Exercise brief:
Select every line below containing the word "from".

Entries shown:
* BEGIN *

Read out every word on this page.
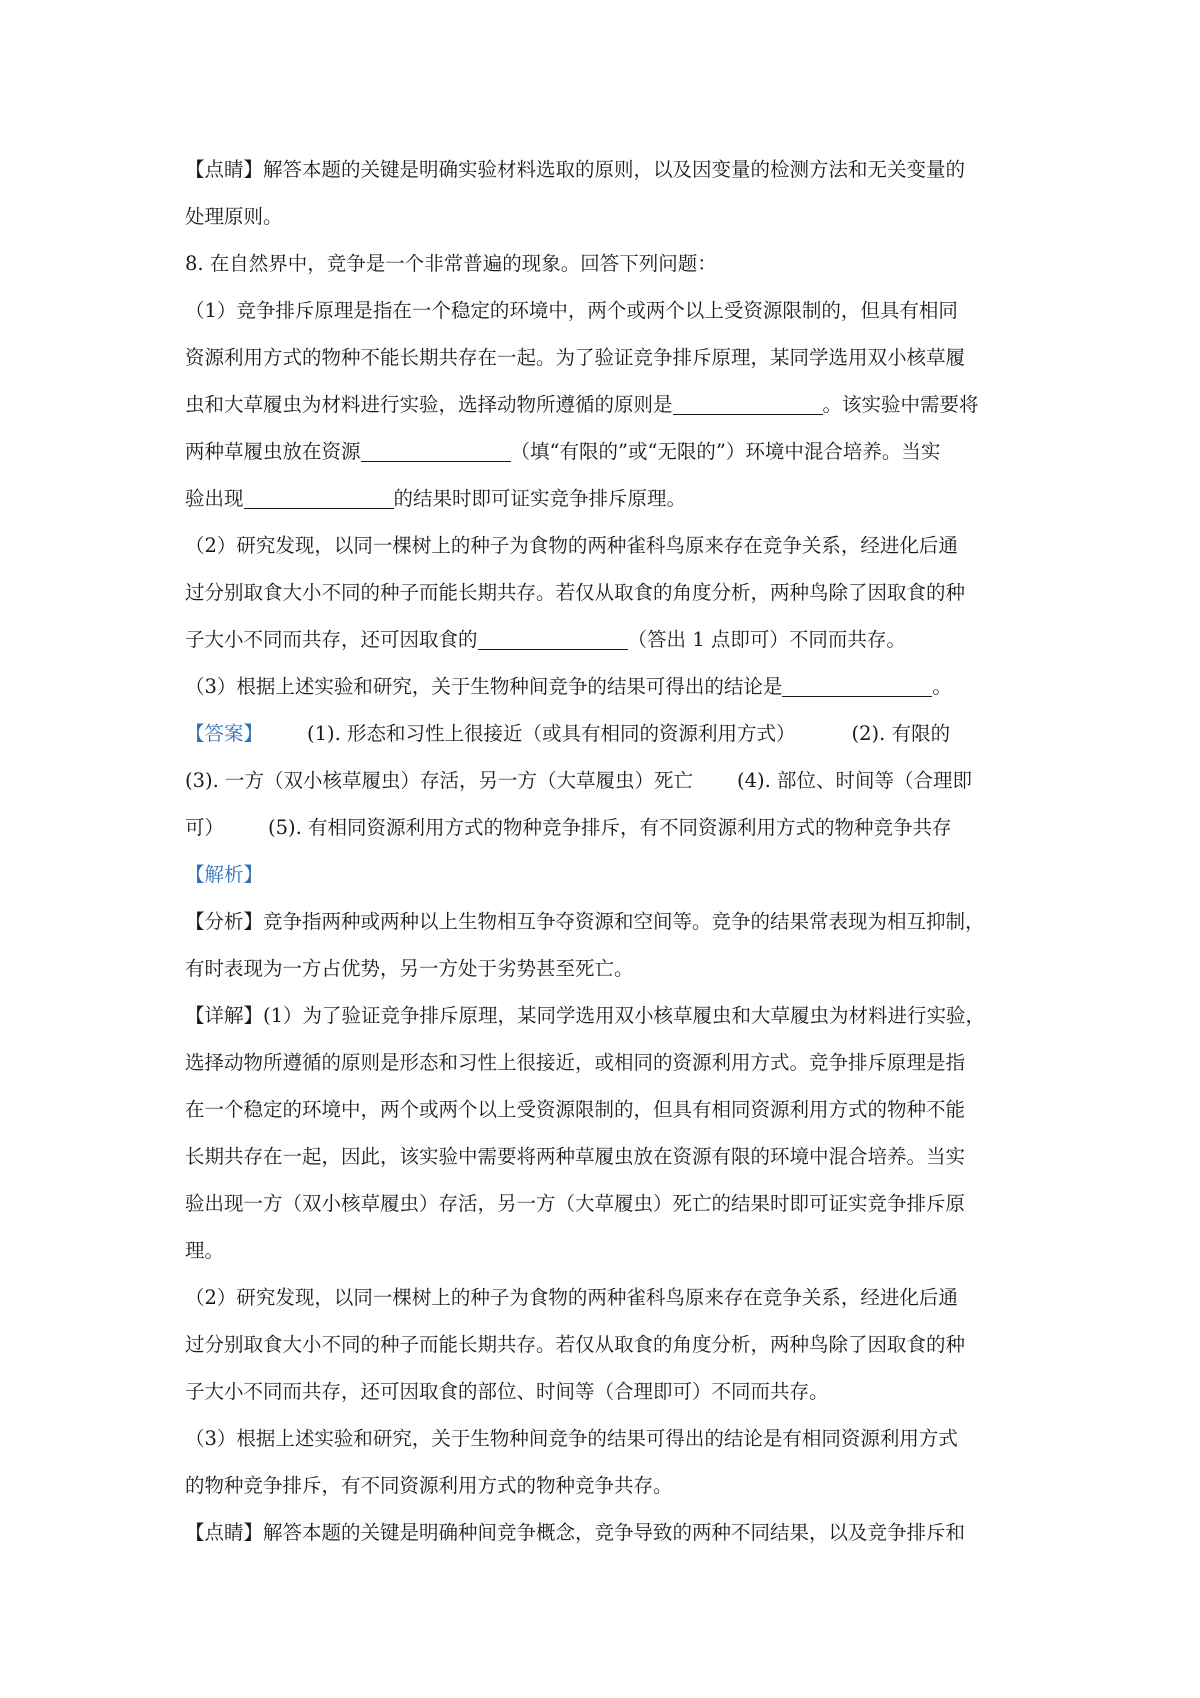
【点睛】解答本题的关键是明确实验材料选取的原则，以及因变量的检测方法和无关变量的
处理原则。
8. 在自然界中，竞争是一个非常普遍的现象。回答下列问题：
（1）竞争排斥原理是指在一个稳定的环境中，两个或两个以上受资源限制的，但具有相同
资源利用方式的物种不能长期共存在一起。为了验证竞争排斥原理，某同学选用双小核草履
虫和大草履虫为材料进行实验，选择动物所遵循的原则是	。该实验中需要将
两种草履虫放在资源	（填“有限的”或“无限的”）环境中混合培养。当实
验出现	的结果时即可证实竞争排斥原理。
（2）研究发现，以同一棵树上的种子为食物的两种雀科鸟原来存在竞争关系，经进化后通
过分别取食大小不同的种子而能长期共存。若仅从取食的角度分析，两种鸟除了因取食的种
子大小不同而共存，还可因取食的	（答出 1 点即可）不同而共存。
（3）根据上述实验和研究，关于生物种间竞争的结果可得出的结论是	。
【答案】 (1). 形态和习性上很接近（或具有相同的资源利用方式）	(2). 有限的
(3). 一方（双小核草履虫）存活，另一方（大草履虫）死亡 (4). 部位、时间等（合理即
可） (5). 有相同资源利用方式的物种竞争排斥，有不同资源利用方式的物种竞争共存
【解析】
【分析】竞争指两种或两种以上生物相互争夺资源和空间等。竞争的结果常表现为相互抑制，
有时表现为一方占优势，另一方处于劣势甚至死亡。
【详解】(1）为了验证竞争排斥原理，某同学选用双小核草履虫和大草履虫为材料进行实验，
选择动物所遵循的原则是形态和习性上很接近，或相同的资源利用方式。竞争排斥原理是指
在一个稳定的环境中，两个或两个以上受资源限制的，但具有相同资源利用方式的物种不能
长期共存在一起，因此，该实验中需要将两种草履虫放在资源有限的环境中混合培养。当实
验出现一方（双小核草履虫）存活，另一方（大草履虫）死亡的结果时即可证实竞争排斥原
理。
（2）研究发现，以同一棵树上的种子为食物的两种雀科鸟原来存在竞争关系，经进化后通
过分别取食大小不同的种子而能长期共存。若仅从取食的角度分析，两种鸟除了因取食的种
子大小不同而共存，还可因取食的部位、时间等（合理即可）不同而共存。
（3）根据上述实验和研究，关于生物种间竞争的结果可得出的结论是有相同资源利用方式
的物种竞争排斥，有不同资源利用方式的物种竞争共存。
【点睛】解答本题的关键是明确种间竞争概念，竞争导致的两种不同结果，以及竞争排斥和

* END *
* BEGIN *

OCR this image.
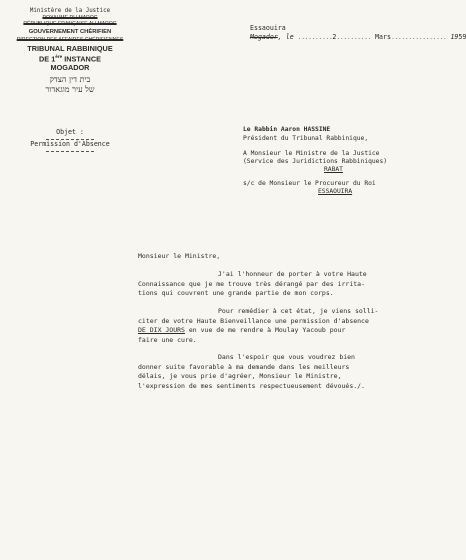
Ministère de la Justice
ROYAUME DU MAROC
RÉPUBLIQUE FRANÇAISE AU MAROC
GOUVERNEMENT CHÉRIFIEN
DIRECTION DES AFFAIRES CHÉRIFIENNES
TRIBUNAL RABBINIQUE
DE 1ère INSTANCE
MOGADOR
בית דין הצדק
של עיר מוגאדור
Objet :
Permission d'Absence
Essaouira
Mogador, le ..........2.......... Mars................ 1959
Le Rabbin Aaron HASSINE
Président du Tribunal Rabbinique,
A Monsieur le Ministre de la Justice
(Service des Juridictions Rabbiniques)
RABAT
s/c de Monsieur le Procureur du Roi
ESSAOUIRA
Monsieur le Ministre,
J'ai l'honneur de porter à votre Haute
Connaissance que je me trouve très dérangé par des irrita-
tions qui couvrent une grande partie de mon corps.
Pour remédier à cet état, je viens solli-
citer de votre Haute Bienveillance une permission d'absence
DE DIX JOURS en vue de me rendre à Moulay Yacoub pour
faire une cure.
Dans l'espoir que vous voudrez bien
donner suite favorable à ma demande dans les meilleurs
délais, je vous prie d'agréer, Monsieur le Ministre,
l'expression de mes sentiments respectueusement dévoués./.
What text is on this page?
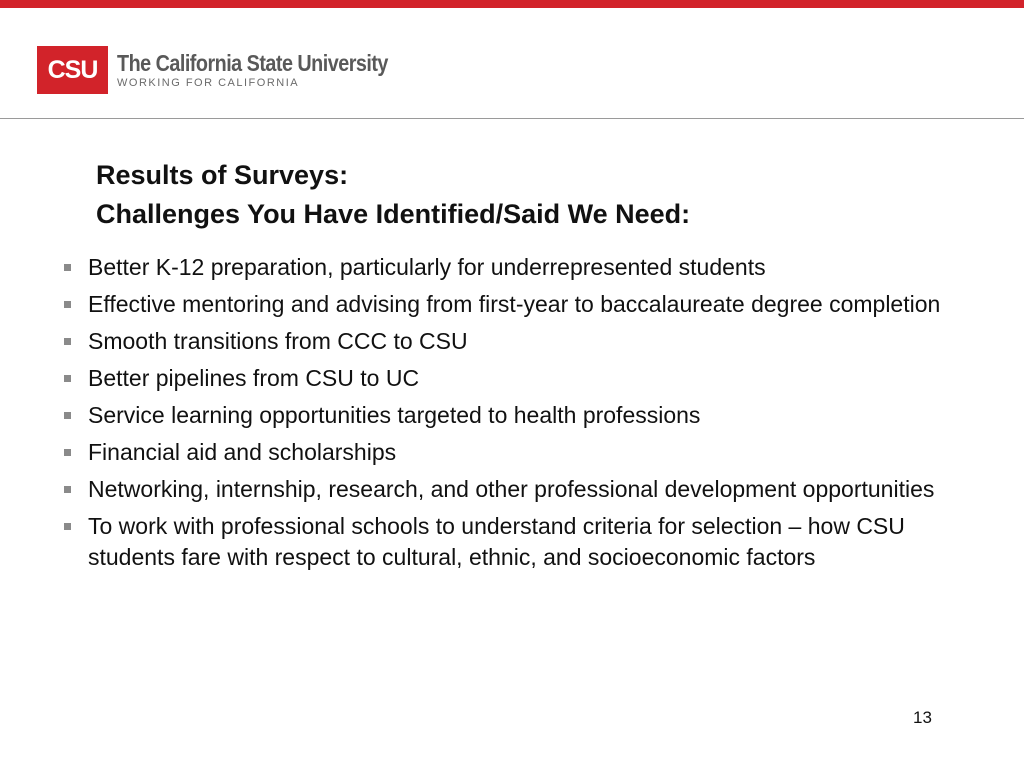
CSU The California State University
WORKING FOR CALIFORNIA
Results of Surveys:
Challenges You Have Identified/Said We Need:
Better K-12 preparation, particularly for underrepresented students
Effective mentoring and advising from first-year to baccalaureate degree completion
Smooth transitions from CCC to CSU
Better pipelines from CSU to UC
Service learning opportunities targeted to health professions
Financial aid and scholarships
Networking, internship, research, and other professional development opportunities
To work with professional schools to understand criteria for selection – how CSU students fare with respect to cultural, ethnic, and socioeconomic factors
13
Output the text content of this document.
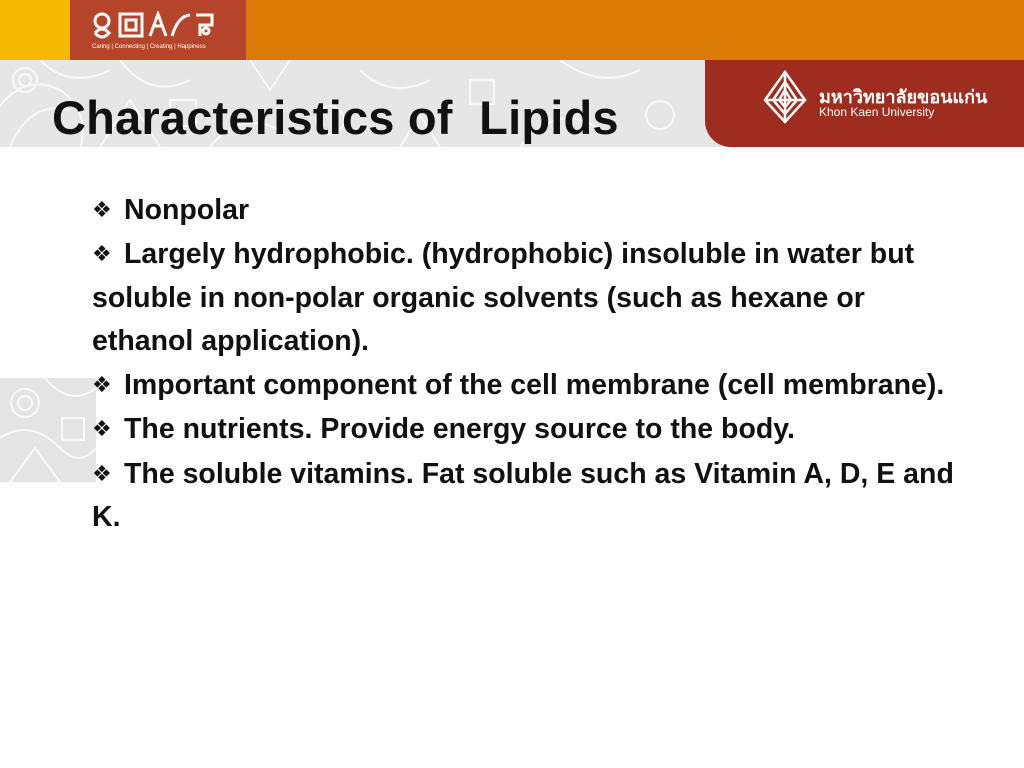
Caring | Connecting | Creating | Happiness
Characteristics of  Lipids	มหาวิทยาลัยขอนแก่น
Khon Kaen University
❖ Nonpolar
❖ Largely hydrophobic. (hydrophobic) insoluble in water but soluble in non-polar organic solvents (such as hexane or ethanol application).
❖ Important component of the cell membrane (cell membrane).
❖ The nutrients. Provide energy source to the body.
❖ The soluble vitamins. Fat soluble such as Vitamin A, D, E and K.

* END *

Expected output:
Effective mentoring and advising from first-year to baccalaureate degree completion
Smooth transitions from CCC to CSU
Better pipelines from CSU to UC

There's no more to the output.